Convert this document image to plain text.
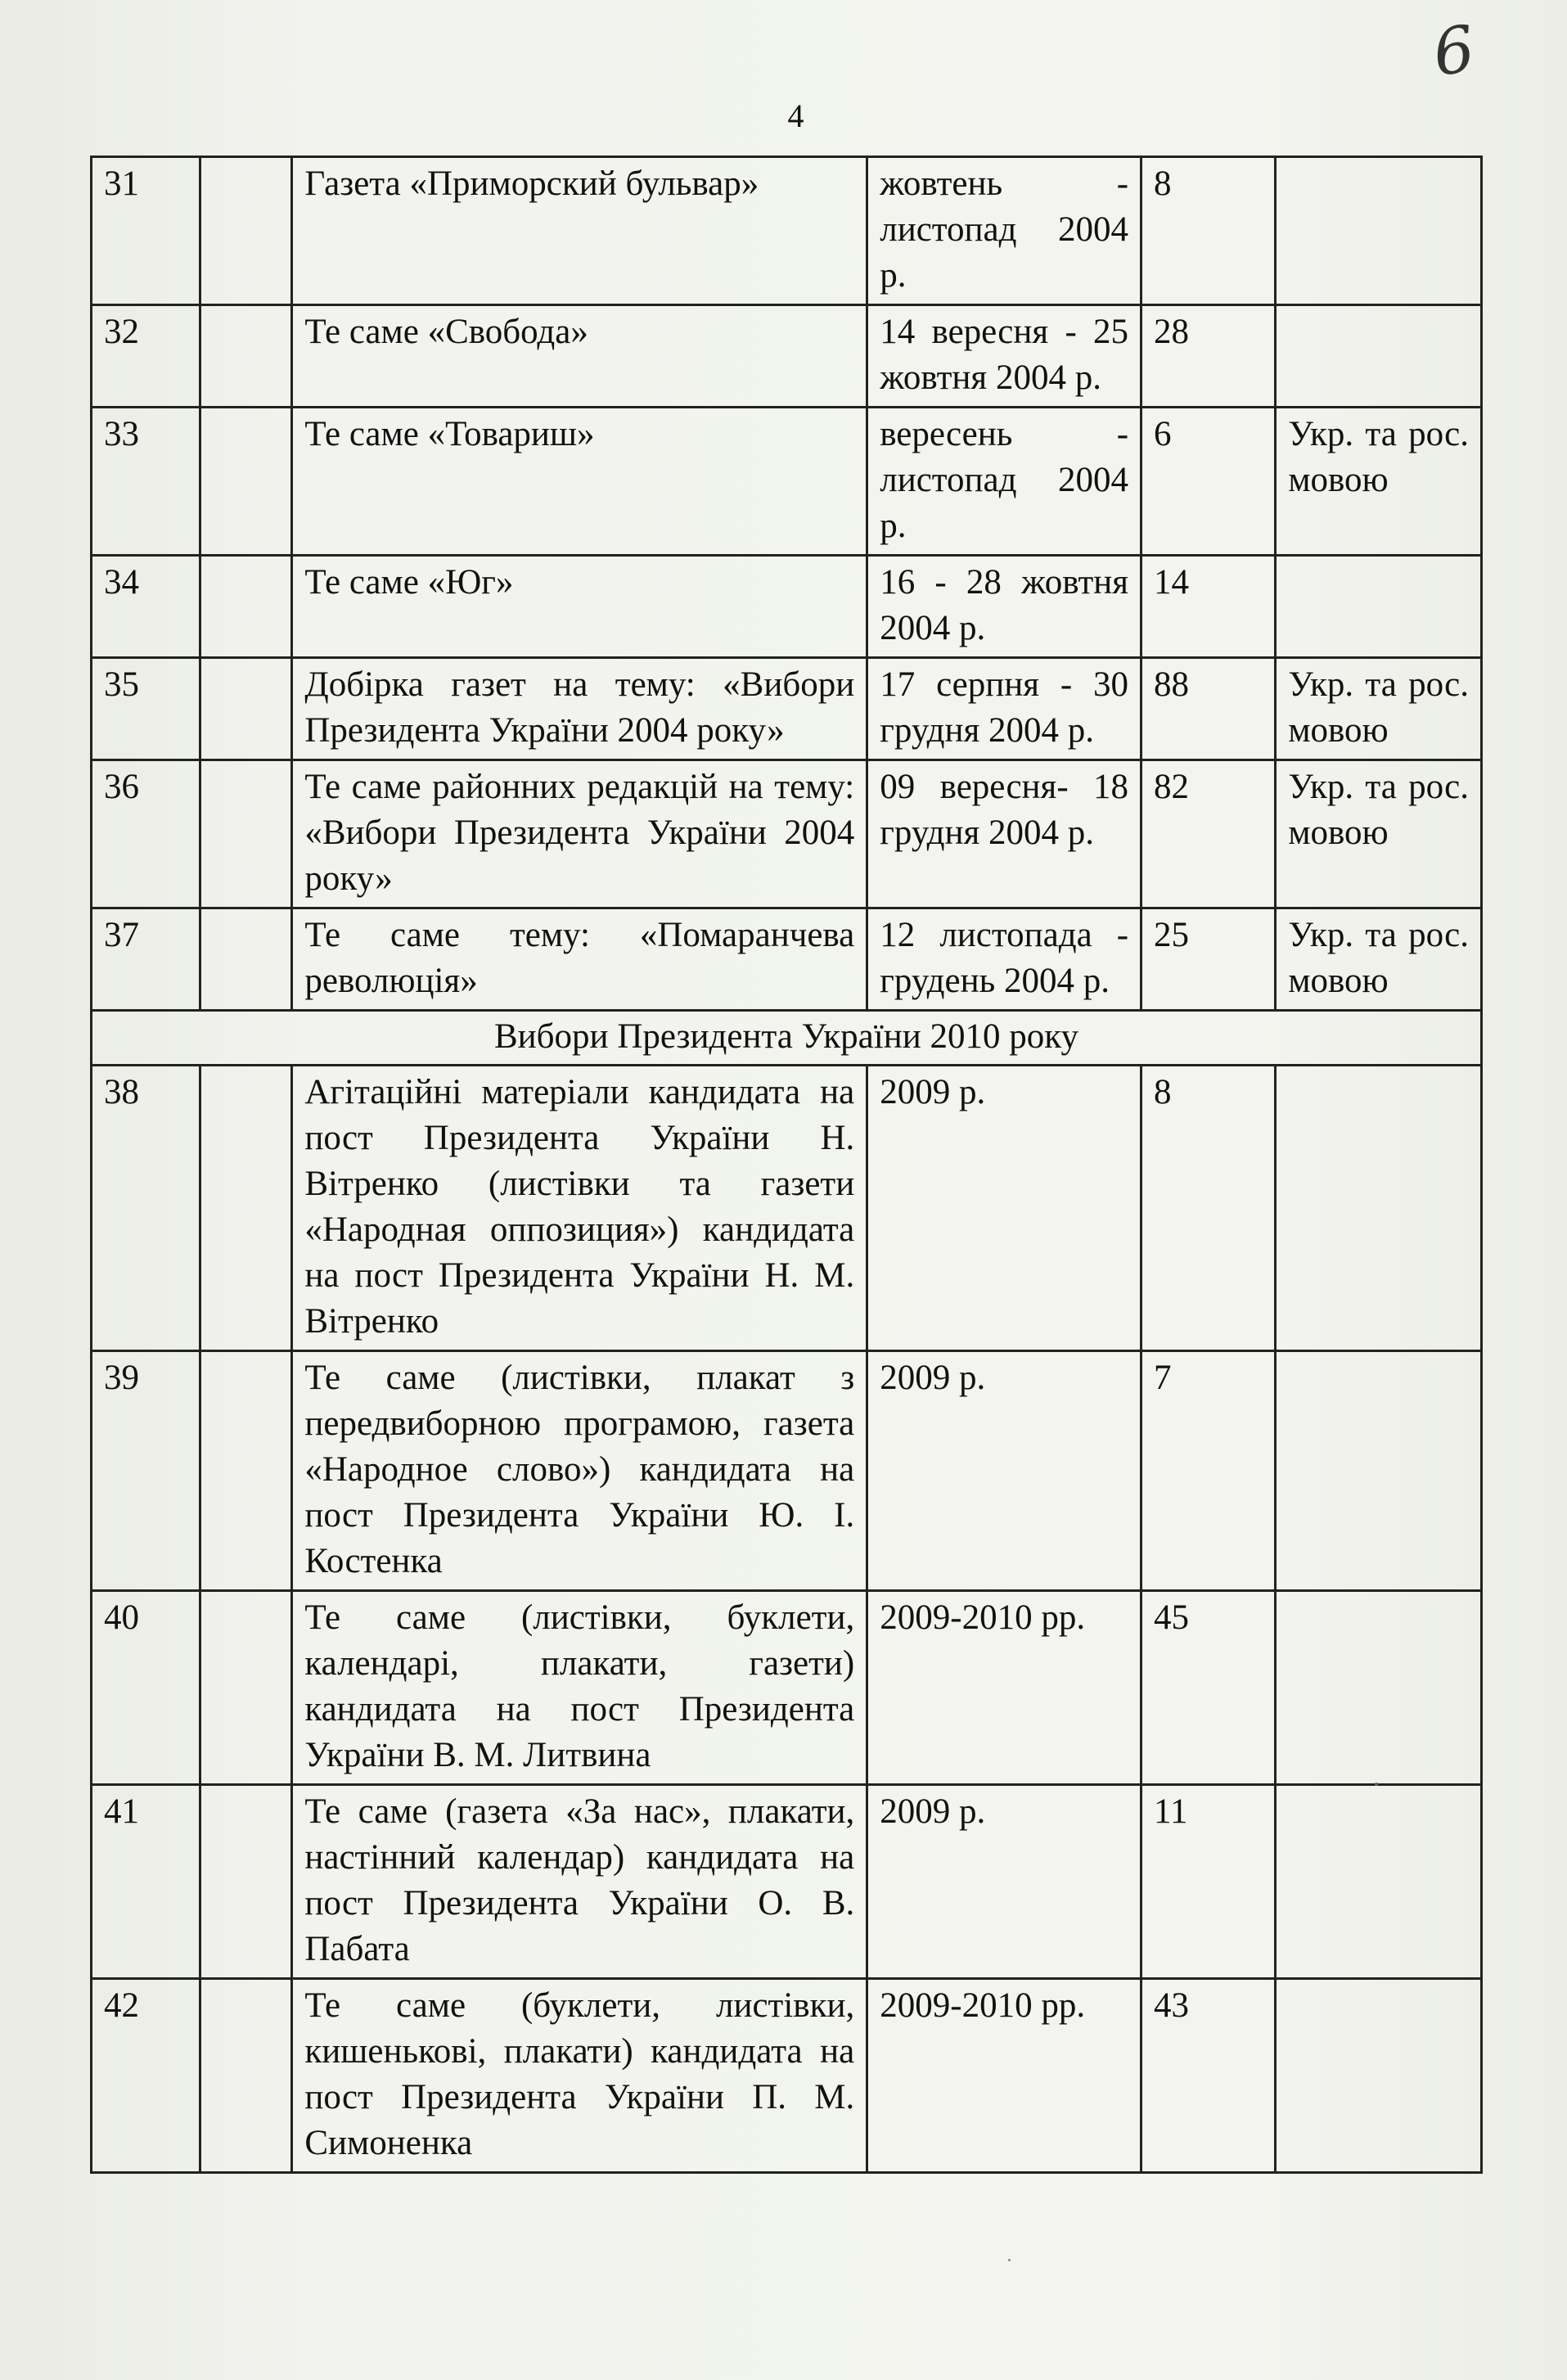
6
4
31		Газета «Приморский бульвар»	жовтень - листопад 2004 р.	8	
32		Те саме «Свобода»	14 вересня - 25 жовтня 2004 р.	28	
33		Те саме «Товариш»	вересень - листопад 2004 р.	6	Укр. та рос. мовою
34		Те саме «Юг»	16 - 28 жовтня 2004 р.	14	
35		Добірка газет на тему: «Вибори Президента України 2004 року»	17 серпня - 30 грудня 2004 р.	88	Укр. та рос. мовою
36		Те саме районних редакцій на тему: «Вибори Президента України 2004 року»	09 вересня- 18 грудня 2004 р.	82	Укр. та рос. мовою
37		Те саме тему: «Помаранчева революція»	12 листопада - грудень 2004 р.	25	Укр. та рос. мовою
Вибори Президента України 2010 року					
38		Агітаційні матеріали кандидата на пост Президента України Н. Вітренко (листівки та газети «Народная оппозиция») кандидата на пост Президента України Н. М. Вітренко	2009 р.	8	
39		Те саме (листівки, плакат з передвиборною програмою, газета «Народное слово») кандидата на пост Президента України Ю. І. Костенка	2009 р.	7	
40		Те саме (листівки, буклети, календарі, плакати, газети) кандидата на пост Президента України В. М. Литвина	2009-2010 рр.	45	
41		Те саме (газета «За нас», плакати, настінний календар) кандидата на пост Президента України О. В. Пабата	2009 р.	11	
42		Те саме (буклети, листівки, кишенькові, плакати) кандидата на пост Президента України П. М. Симоненка	2009-2010 рр.	43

====

WORK INSTRUCTIONS:
Reproduce the records, all of them, word for word; omit the pictures.

SOLUTION TO THIS TASK:
Convert this document image to plain text.
6
4
31		Газета «Приморский бульвар»	жовтень - листопад 2004 р.	8	
32		Те саме «Свобода»	14 вересня - 25 жовтня 2004 р.	28	
33		Те саме «Товариш»	вересень - листопад 2004 р.	6	Укр. та рос. мовою
34		Те саме «Юг»	16 - 28 жовтня 2004 р.	14	
35		Добірка газет на тему: «Вибори Президента України 2004 року»	17 серпня - 30 грудня 2004 р.	88	Укр. та рос. мовою
36		Те саме районних редакцій на тему: «Вибори Президента України 2004 року»	09 вересня- 18 грудня 2004 р.	82	Укр. та рос. мовою
37		Те саме тему: «Помаранчева революція»	12 листопада - грудень 2004 р.	25	Укр. та рос. мовою
Вибори Президента України 2010 року					
38		Агітаційні матеріали кандидата на пост Президента України Н. Вітренко (листівки та газети «Народная оппозиция») кандидата на пост Президента України Н. М. Вітренко	2009 р.	8	
39		Те саме (листівки, плакат з передвиборною програмою, газета «Народное слово») кандидата на пост Президента України Ю. І. Костенка	2009 р.	7	
40		Те саме (листівки, буклети, календарі, плакати, газети) кандидата на пост Президента України В. М. Литвина	2009-2010 рр.	45	
41		Те саме (газета «За нас», плакати, настінний календар) кандидата на пост Президента України О. В. Пабата	2009 р.	11	
42		Те саме (буклети, листівки, кишенькові, плакати) кандидата на пост Президента України П. М. Симоненка	2009-2010 рр.	43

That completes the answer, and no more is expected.